Give the number of lines in the data that contain "Power", and nothing more.

>> Begin Excerpted records

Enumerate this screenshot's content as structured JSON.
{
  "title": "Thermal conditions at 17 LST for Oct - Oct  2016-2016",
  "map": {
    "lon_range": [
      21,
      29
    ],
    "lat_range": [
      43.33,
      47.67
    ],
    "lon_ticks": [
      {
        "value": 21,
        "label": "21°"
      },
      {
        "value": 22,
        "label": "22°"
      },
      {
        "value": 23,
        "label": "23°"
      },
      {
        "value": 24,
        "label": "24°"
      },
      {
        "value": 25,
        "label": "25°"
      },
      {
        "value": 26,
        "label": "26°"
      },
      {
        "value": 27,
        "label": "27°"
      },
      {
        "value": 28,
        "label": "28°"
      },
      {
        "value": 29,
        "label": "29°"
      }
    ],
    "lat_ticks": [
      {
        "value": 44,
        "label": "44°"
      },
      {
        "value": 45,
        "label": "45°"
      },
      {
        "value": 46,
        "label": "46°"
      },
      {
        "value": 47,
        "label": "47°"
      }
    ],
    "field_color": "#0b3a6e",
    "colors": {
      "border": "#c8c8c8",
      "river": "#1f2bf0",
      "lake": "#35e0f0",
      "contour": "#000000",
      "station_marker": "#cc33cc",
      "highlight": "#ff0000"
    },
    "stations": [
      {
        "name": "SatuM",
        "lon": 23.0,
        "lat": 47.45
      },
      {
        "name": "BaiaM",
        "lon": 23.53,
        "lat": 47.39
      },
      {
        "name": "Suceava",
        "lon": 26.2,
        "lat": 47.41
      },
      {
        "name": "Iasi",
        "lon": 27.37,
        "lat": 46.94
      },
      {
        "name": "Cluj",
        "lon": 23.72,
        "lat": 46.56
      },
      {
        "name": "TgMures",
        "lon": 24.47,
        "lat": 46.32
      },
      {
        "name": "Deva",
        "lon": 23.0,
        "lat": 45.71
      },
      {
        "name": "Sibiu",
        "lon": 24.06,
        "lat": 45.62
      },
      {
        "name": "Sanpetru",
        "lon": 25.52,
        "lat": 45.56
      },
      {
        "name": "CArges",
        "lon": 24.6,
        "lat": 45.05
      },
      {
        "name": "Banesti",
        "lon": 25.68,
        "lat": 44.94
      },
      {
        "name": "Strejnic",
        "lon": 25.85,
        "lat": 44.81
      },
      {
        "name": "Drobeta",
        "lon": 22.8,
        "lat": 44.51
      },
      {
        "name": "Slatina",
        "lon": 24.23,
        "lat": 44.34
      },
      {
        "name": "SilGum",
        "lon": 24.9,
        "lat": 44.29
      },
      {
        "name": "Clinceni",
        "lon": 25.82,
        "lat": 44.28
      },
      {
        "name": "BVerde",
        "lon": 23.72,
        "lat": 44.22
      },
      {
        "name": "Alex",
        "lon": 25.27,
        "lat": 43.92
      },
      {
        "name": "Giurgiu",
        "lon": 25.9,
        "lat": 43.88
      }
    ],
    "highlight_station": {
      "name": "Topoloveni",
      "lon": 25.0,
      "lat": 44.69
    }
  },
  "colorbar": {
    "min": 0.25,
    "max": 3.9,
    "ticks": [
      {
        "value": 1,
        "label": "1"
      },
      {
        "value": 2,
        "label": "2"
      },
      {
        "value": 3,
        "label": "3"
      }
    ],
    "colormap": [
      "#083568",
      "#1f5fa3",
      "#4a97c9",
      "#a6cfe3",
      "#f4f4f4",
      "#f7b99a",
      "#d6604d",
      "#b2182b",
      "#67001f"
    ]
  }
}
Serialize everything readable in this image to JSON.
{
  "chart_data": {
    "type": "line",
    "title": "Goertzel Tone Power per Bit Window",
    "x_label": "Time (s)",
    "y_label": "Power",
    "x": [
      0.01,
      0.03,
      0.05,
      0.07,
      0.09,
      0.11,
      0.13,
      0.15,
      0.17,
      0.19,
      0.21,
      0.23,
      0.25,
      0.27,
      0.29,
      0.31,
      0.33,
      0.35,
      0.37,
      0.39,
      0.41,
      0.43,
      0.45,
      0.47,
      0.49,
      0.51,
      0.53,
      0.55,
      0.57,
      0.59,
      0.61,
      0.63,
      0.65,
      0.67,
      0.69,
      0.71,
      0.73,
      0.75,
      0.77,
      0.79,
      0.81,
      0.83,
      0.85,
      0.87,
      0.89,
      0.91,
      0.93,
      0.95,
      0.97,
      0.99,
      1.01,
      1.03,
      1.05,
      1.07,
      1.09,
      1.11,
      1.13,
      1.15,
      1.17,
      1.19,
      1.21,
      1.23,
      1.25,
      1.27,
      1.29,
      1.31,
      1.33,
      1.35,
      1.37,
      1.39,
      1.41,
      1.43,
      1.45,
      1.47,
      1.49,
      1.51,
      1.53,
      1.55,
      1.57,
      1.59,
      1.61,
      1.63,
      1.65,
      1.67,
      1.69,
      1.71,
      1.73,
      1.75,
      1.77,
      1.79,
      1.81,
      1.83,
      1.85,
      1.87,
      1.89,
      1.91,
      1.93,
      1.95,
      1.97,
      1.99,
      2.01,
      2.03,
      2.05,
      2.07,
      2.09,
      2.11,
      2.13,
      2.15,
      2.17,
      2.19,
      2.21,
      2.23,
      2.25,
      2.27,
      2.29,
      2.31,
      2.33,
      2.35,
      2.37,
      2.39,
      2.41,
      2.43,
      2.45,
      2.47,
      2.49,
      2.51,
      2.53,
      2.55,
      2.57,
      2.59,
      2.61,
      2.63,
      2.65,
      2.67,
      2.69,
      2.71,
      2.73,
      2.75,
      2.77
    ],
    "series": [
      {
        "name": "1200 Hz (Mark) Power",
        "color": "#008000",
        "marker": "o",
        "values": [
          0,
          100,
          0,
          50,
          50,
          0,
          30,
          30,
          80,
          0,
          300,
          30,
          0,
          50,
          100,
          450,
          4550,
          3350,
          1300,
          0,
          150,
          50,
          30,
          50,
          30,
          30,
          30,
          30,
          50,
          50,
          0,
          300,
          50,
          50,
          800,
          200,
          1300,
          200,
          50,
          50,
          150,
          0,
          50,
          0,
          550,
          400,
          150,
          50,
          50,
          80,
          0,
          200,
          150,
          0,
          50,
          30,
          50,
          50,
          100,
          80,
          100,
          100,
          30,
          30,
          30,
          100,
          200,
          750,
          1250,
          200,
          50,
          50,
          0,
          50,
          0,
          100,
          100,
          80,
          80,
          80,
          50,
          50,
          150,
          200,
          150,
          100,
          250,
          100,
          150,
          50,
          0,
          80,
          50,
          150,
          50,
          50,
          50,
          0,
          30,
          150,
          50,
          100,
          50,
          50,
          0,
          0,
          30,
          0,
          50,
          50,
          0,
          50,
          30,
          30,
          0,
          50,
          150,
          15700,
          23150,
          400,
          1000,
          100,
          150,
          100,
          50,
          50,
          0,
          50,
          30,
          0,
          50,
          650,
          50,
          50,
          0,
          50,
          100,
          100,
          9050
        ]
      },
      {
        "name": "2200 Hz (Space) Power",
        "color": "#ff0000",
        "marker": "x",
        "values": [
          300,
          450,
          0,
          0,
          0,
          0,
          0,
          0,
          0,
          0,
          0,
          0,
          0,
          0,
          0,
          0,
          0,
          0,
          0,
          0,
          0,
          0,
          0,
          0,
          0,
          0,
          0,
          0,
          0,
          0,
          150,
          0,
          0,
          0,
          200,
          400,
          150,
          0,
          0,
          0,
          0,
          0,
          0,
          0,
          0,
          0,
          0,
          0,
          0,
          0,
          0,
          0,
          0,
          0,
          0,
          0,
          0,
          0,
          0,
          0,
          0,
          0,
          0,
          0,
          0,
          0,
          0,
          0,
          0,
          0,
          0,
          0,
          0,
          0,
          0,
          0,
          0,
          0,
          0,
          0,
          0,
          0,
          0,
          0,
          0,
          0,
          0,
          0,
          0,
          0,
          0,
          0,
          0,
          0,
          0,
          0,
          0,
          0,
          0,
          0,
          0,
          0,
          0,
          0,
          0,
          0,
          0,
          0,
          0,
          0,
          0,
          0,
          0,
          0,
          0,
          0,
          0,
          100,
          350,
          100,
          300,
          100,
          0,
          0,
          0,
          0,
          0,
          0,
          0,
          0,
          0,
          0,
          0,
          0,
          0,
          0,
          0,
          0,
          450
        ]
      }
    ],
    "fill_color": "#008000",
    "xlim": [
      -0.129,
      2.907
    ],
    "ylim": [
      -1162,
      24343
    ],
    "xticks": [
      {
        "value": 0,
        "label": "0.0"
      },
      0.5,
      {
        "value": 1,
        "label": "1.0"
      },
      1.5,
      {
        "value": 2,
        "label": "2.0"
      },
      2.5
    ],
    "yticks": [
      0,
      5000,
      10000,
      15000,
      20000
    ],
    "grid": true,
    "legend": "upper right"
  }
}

>> End Excerpted records

• Answer: 4